Set problem => Tally the lines in the records underneath that contain the string "title", and state the figure by itself.

Provided records =>
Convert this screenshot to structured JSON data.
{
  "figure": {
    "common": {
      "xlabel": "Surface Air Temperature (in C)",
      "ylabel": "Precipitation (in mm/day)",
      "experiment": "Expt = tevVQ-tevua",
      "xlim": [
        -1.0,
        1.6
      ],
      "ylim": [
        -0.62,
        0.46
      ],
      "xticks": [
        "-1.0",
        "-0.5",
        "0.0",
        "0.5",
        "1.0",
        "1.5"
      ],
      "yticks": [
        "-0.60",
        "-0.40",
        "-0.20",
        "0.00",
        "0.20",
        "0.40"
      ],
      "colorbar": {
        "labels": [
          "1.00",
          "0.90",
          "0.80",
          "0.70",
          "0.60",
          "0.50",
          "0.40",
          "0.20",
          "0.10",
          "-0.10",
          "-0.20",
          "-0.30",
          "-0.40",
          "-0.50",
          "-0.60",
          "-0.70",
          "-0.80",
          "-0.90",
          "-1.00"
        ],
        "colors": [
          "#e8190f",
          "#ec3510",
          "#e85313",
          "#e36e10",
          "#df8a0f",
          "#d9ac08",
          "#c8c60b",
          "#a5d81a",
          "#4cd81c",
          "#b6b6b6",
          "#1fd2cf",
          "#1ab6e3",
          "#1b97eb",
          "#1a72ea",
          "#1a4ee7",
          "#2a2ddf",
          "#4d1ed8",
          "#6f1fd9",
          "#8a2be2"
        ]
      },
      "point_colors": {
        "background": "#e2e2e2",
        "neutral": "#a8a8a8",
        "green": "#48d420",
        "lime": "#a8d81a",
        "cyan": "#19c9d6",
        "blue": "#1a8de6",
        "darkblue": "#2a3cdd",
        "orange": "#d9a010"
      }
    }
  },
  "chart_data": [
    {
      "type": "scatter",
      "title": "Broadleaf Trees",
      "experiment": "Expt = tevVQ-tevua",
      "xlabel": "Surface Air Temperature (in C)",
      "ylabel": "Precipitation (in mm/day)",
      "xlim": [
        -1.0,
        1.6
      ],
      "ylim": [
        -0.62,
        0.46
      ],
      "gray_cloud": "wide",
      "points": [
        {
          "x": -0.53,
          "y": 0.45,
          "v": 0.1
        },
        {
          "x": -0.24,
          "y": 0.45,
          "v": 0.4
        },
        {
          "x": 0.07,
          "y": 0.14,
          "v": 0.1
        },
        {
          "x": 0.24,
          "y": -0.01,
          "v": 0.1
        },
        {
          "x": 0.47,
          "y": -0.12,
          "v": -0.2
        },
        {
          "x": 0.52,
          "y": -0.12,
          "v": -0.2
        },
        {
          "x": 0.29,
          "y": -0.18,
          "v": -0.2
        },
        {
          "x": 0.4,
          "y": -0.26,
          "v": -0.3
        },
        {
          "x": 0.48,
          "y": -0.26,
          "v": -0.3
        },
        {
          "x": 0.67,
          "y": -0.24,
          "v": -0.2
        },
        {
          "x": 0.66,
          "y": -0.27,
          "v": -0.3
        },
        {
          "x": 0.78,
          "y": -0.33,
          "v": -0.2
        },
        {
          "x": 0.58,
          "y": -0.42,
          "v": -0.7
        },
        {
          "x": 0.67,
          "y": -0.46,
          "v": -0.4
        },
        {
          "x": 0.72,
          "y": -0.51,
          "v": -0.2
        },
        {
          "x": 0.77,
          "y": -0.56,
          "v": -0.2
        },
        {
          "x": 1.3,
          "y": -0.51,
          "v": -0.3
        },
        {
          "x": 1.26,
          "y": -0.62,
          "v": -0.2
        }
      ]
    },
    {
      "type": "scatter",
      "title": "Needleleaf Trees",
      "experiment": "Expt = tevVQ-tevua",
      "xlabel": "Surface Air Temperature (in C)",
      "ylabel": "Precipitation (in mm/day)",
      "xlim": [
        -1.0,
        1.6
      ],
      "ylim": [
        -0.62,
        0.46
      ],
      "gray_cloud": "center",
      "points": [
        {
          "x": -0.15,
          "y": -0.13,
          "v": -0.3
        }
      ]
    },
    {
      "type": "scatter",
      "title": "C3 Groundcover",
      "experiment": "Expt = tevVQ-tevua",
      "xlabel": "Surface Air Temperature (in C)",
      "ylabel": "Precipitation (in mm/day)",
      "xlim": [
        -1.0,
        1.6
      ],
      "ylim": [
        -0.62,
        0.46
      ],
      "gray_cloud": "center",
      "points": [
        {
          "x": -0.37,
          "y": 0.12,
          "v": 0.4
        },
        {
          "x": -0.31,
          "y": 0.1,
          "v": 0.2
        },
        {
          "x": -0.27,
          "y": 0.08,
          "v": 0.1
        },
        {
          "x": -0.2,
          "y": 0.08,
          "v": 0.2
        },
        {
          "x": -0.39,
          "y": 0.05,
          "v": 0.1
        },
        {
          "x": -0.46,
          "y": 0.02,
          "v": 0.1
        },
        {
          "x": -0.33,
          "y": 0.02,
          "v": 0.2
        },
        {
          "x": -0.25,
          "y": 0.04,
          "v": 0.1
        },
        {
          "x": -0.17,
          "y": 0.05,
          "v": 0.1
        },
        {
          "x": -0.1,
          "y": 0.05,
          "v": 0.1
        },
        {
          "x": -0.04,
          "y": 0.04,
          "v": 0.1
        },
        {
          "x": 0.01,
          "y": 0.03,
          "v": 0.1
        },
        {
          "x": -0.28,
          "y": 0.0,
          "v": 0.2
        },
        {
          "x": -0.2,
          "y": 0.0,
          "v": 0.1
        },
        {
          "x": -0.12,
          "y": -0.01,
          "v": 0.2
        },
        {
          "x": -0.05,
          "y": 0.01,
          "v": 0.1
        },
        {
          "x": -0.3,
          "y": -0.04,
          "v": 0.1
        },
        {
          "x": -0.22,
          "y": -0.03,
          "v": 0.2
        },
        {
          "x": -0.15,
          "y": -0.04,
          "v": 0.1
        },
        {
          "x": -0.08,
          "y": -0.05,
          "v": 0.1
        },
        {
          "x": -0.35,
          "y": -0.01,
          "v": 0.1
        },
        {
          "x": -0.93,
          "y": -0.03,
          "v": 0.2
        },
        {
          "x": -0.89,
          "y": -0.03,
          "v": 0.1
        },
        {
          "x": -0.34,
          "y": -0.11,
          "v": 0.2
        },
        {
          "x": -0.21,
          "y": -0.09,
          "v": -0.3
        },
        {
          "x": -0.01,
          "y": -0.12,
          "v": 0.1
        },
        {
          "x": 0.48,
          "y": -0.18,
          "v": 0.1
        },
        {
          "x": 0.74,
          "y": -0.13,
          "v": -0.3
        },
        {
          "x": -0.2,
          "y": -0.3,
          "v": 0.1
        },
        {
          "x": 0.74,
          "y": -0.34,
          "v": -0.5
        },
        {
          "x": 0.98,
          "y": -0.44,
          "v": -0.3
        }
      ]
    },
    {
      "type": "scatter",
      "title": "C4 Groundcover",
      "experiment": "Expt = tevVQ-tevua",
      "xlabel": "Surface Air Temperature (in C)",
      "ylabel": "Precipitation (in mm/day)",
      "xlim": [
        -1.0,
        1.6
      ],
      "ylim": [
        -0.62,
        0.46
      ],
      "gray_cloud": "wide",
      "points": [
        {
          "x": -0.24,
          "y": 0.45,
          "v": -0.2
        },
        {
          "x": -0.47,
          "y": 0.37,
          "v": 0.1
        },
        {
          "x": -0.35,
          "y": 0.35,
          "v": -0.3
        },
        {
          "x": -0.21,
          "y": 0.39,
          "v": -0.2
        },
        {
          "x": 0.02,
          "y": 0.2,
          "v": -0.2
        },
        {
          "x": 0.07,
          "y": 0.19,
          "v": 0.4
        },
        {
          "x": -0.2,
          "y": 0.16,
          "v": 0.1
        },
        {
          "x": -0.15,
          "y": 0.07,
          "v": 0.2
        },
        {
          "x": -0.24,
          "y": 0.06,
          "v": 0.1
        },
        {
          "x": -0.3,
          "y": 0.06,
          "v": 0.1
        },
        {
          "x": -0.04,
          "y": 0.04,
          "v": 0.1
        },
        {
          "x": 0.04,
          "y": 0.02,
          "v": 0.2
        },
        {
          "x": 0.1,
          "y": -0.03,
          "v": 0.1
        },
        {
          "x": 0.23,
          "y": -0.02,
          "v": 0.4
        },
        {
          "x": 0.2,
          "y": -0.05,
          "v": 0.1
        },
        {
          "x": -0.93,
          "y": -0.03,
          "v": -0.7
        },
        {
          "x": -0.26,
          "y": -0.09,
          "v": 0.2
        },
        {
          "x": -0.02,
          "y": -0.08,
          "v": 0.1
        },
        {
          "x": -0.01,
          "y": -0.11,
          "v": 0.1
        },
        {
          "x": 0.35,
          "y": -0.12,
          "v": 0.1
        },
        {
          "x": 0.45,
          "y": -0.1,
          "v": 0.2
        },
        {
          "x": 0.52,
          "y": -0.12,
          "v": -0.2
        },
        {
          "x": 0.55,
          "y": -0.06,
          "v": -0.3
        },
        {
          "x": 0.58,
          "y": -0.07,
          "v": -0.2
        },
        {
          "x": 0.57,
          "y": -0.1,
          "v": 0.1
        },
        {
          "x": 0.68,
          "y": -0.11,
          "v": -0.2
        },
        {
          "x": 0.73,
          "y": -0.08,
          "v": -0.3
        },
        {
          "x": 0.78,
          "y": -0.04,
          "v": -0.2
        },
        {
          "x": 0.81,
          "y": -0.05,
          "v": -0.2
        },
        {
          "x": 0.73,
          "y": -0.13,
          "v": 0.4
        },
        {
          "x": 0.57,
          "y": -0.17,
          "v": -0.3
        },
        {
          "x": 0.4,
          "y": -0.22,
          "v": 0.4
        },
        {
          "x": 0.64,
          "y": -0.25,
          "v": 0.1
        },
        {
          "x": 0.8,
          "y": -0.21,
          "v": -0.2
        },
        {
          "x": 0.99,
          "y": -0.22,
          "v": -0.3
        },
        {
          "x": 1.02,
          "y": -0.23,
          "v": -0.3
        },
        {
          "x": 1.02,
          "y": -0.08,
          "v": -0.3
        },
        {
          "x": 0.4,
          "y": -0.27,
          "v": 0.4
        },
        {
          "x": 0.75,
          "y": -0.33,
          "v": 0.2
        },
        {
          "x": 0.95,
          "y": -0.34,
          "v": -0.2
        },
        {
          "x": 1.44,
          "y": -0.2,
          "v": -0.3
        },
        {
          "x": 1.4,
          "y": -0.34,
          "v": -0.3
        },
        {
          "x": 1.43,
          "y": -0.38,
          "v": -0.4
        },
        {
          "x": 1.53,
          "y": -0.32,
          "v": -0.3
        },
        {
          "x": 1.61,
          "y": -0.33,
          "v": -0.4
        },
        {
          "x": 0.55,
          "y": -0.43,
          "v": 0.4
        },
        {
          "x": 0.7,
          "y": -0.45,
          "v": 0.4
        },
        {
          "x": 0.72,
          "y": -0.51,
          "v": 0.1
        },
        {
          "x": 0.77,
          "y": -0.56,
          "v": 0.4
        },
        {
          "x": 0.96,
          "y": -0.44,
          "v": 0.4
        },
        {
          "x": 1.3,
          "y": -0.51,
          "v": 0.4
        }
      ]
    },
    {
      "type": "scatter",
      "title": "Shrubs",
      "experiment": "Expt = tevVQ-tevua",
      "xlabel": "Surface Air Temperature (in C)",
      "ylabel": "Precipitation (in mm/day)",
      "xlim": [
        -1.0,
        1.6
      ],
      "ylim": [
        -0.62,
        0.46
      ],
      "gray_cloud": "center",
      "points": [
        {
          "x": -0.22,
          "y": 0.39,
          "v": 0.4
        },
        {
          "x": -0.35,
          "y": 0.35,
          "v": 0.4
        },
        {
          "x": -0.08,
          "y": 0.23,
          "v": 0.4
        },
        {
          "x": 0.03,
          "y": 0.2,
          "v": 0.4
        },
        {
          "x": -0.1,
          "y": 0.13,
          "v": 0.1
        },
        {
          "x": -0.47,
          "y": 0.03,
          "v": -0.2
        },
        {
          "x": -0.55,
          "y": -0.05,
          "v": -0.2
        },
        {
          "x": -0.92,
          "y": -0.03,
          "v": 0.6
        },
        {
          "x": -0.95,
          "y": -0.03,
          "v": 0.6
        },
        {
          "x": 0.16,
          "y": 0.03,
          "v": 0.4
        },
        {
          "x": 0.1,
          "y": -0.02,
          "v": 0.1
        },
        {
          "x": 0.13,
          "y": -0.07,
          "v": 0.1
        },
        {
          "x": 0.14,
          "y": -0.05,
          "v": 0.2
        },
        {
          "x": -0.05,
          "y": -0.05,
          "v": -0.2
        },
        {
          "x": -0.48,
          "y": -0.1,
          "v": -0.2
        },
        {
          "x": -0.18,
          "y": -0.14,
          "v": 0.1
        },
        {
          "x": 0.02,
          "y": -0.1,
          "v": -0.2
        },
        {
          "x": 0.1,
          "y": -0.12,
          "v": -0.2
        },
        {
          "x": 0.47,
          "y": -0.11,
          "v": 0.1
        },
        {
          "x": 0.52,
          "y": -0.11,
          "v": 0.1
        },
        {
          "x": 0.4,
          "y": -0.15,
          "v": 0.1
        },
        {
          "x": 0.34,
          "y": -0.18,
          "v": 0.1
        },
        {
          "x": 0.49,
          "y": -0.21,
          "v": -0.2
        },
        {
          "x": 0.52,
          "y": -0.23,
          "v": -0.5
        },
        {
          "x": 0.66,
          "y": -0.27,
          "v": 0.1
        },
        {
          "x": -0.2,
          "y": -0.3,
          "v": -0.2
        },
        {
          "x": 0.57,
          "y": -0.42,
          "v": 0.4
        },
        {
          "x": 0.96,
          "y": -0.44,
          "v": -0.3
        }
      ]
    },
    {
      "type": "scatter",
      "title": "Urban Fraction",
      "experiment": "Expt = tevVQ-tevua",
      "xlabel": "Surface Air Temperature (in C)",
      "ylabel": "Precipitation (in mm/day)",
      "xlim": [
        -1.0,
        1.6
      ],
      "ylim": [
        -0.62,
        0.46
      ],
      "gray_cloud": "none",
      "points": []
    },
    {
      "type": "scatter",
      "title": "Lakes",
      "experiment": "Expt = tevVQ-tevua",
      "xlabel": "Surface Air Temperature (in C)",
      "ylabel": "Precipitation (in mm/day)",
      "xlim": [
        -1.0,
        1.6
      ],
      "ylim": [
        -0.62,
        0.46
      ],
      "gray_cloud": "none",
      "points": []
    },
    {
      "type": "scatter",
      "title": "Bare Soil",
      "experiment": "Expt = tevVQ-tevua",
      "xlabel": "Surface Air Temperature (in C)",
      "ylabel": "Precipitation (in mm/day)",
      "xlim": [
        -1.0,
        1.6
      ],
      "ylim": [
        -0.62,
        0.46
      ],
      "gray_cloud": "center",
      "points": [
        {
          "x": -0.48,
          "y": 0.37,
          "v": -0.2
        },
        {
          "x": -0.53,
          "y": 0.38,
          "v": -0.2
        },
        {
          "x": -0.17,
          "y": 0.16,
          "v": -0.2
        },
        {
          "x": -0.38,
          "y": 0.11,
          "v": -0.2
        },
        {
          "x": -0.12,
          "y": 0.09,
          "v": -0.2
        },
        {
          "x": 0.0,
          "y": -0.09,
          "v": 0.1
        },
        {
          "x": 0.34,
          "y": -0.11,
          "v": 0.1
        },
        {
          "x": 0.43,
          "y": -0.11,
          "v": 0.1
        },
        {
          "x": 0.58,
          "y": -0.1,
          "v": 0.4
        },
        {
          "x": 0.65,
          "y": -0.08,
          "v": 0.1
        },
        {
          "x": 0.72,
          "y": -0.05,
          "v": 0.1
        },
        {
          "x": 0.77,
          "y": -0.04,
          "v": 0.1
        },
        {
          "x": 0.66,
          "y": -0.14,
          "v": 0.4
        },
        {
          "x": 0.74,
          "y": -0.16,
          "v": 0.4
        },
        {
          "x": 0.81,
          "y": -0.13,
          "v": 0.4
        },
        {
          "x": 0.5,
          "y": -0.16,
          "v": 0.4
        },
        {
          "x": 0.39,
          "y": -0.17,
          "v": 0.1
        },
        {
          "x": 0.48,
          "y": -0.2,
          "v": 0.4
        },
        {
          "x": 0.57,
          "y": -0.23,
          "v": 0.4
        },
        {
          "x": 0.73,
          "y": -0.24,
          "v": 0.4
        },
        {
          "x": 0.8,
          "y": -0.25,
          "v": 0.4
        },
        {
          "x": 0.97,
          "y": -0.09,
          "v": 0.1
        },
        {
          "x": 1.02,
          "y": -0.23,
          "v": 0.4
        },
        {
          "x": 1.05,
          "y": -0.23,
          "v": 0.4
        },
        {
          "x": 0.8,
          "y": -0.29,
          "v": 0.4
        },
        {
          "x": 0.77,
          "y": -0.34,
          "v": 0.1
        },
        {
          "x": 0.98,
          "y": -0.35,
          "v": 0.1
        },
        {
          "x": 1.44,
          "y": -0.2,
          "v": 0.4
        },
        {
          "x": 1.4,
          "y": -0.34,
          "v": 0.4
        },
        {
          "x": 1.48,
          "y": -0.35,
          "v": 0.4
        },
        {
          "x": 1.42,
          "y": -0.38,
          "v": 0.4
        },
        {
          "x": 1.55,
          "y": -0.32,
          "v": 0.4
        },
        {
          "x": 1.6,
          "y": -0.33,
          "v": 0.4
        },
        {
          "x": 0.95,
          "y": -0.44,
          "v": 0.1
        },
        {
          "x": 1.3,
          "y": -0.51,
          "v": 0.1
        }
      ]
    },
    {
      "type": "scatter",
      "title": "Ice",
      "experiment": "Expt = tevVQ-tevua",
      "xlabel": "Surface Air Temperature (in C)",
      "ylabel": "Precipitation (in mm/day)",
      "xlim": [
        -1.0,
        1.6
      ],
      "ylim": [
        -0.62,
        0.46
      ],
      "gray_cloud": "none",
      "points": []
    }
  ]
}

Exercise solution => 9